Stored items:
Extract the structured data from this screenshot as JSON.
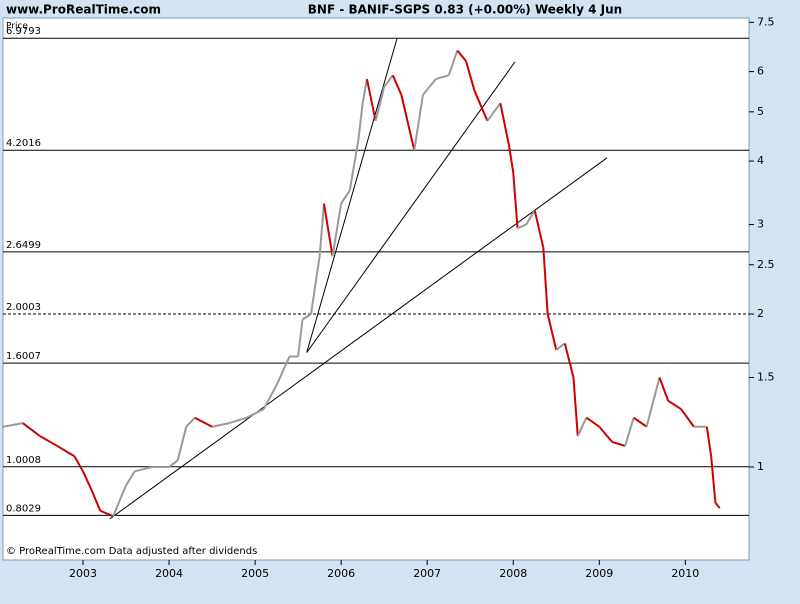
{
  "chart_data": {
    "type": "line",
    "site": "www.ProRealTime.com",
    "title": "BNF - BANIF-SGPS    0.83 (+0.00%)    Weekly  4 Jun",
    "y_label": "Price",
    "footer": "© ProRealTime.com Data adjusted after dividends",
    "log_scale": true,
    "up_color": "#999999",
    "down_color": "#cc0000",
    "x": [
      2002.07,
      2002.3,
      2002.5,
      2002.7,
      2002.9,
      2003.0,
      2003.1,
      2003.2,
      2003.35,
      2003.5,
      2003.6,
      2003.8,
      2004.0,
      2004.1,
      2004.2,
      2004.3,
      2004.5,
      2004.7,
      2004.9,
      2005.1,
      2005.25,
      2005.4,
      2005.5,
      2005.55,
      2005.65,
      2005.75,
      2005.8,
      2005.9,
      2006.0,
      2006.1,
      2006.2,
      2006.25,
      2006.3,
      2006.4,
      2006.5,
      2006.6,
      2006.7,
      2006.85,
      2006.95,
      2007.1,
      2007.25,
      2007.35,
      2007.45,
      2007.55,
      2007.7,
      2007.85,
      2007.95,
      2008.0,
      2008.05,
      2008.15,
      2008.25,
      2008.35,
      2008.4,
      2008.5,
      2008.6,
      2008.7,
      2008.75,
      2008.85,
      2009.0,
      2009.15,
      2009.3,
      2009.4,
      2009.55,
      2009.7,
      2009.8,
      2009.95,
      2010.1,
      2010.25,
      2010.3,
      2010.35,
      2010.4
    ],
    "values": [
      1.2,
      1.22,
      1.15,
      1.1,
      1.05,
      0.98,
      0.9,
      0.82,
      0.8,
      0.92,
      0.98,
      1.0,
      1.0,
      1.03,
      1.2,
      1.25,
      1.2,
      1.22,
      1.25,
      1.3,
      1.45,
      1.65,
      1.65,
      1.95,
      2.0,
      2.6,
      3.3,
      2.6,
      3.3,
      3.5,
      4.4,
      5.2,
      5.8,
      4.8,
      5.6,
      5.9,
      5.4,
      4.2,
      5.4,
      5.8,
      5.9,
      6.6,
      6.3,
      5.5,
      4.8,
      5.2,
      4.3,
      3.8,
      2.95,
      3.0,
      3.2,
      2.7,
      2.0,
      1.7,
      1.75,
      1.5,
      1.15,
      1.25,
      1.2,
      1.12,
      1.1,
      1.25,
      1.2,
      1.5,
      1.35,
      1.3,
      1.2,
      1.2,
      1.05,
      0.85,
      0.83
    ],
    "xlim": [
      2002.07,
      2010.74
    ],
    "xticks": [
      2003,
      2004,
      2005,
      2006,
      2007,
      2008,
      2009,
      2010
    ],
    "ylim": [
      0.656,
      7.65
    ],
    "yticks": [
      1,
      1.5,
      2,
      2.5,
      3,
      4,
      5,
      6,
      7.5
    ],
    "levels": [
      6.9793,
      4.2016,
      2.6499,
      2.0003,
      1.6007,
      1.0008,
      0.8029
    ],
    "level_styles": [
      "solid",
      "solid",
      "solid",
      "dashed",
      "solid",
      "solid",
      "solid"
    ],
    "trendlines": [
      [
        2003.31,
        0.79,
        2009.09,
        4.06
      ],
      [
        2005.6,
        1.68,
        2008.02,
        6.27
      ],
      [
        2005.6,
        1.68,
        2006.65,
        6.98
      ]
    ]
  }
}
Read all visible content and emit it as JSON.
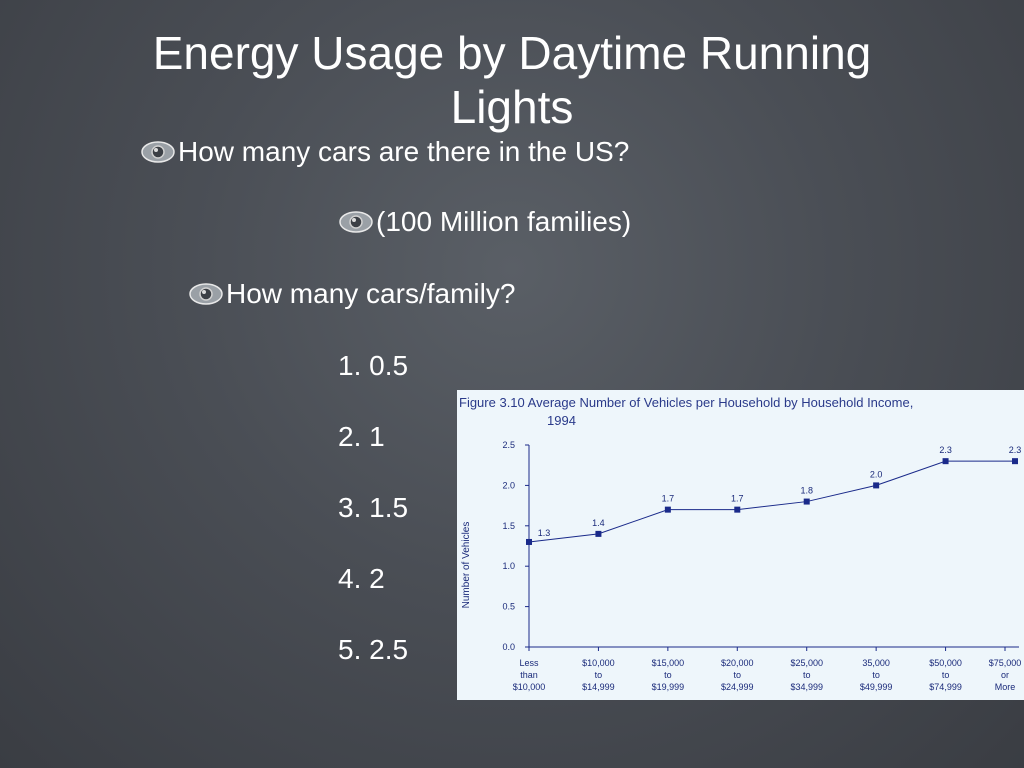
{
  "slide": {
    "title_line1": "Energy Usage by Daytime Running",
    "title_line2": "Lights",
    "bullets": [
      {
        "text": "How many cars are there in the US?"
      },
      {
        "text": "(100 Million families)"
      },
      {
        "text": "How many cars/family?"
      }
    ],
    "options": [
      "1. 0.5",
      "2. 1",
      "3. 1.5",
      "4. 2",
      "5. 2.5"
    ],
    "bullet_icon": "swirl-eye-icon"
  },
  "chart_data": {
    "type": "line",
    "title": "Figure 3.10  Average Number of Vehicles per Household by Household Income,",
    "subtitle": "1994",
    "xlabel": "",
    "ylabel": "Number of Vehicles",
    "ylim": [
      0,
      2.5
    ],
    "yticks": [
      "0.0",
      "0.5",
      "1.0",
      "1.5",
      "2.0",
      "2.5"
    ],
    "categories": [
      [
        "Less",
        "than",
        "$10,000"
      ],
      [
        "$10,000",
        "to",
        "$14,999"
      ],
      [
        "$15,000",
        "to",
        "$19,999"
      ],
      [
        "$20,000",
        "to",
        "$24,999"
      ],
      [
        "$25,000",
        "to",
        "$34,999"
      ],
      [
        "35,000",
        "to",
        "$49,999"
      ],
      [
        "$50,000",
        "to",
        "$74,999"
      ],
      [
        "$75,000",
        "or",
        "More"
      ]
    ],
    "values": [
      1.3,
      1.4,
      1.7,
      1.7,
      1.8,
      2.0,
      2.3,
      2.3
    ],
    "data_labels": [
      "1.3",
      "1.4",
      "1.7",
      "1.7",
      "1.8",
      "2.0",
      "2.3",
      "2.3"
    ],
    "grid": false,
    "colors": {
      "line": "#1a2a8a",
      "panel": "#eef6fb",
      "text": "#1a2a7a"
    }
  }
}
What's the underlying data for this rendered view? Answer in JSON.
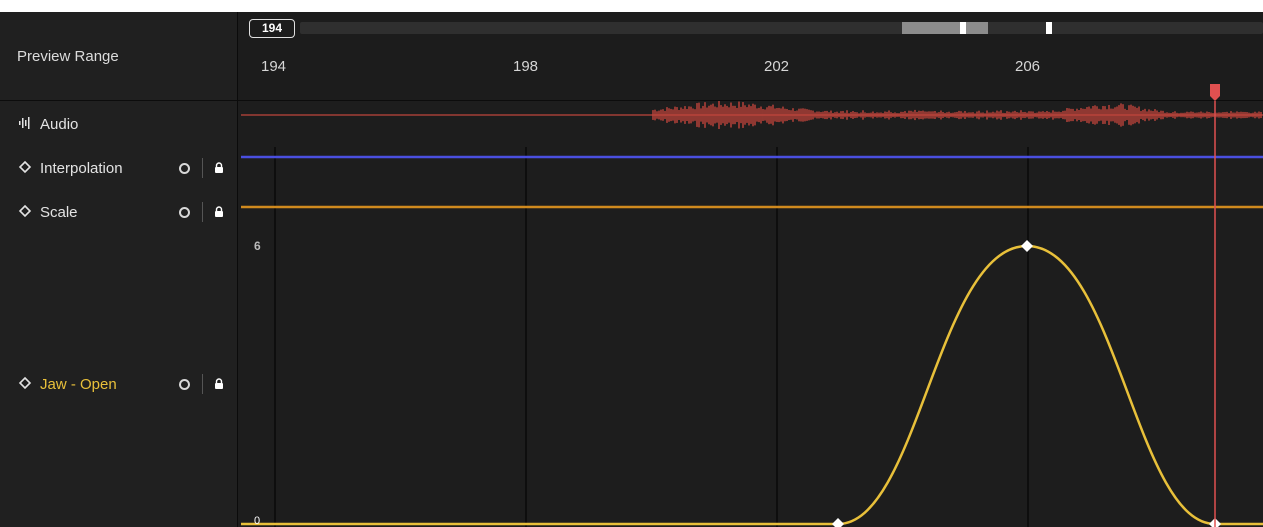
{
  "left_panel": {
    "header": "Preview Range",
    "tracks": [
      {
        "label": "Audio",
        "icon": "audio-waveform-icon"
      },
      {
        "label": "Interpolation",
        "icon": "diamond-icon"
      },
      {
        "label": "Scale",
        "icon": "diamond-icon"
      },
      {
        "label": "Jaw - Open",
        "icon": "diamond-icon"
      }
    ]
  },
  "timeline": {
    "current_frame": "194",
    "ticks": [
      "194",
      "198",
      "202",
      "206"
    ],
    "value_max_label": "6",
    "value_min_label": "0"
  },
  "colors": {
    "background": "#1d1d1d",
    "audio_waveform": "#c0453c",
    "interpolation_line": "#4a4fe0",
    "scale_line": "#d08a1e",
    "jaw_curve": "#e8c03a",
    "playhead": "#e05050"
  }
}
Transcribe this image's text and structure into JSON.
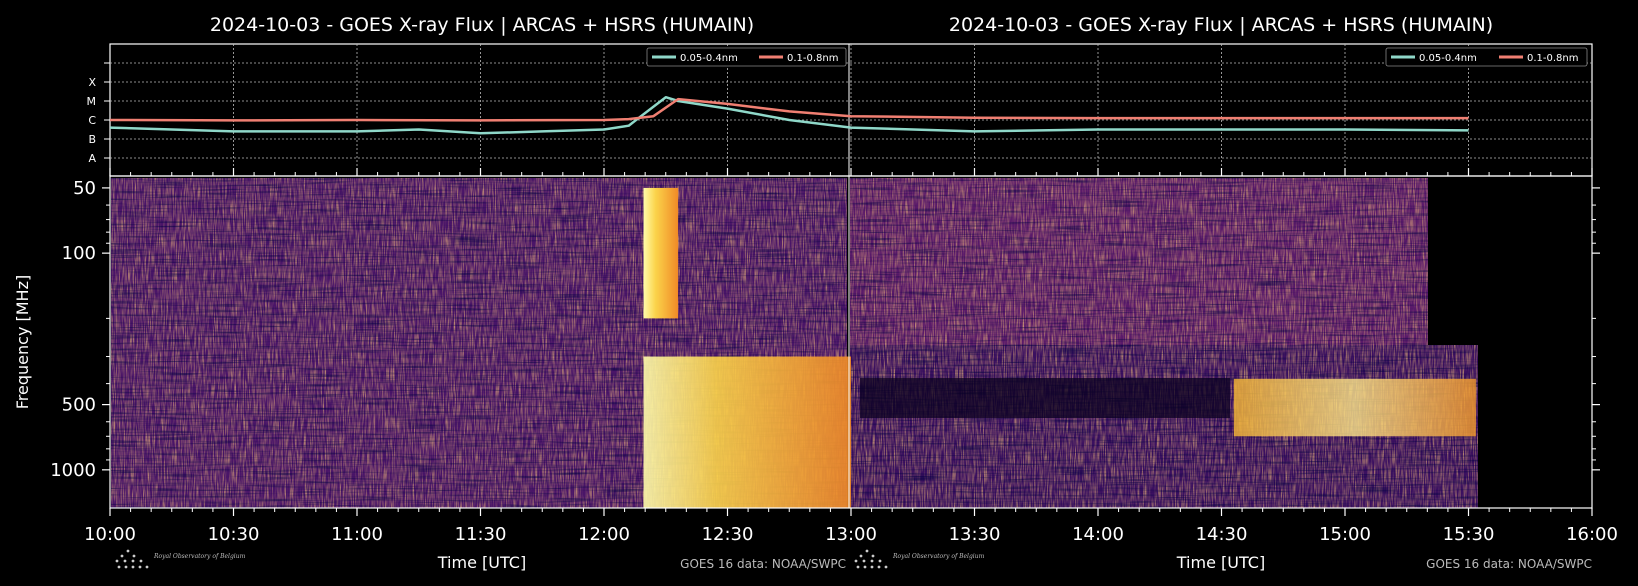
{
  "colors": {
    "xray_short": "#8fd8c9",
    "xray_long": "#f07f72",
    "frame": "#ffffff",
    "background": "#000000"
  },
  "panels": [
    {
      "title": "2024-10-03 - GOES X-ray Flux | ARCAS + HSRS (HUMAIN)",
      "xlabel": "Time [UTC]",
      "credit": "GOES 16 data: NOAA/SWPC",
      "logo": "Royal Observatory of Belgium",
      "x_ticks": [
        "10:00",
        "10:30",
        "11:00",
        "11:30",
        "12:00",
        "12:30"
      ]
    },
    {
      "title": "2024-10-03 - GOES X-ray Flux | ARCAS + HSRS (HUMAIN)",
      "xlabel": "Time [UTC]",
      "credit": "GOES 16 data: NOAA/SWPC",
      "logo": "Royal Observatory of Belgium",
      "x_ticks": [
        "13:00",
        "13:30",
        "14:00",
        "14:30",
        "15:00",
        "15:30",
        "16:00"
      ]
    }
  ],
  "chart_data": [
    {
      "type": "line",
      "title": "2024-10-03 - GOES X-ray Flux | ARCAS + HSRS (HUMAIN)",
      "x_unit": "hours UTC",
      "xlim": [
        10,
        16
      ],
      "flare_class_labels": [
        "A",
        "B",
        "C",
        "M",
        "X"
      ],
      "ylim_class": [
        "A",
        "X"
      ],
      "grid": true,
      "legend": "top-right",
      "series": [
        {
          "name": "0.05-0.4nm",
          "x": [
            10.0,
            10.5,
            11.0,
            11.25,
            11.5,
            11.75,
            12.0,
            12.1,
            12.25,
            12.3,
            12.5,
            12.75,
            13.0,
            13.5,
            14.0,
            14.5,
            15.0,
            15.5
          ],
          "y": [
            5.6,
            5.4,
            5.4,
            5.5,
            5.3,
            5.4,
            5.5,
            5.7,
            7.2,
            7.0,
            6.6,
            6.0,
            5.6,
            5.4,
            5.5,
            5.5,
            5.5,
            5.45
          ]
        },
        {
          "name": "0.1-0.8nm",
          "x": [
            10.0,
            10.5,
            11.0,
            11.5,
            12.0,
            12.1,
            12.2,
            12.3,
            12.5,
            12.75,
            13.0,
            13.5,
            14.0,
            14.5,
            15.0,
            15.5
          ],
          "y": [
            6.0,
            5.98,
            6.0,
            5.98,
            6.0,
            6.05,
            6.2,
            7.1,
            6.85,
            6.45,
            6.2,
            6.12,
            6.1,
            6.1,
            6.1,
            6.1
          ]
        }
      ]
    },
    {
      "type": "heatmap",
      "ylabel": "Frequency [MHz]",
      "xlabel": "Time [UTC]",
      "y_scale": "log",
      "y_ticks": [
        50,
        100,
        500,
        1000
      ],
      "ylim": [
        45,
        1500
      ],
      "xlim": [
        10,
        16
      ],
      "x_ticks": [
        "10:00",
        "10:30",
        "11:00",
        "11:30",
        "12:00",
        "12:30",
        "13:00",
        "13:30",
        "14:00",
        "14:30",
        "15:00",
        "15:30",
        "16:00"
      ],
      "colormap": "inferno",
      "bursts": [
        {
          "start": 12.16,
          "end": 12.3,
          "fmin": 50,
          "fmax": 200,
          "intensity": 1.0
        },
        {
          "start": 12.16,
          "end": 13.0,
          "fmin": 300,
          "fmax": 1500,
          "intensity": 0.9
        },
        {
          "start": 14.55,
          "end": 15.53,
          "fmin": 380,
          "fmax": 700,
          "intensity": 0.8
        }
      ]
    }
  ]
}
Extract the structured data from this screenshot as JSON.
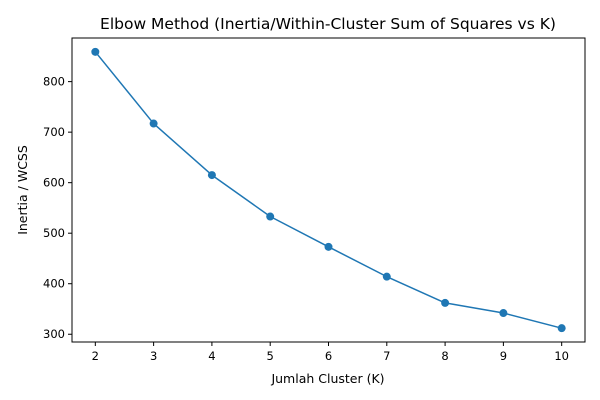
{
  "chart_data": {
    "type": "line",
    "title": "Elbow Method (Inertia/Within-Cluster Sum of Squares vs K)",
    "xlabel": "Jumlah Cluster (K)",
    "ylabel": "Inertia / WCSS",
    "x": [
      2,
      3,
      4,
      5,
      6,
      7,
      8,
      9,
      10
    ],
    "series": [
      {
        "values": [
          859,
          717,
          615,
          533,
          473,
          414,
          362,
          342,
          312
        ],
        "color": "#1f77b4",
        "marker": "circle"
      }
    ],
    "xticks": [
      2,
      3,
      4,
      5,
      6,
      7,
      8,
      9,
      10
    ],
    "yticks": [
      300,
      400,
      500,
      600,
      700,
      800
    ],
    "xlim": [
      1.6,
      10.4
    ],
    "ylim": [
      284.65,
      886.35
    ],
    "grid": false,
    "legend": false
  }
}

REQUIRED WORK - Pull out every line above that holds the word "text".

EXERCISE RESULT -
        "text": "How many cars are there in the US?"
        "text": "(100 Million families)"
        "text": "How many cars/family?"
      "text": "#1a2a7a"
Transcribe this image's text and structure into JSON.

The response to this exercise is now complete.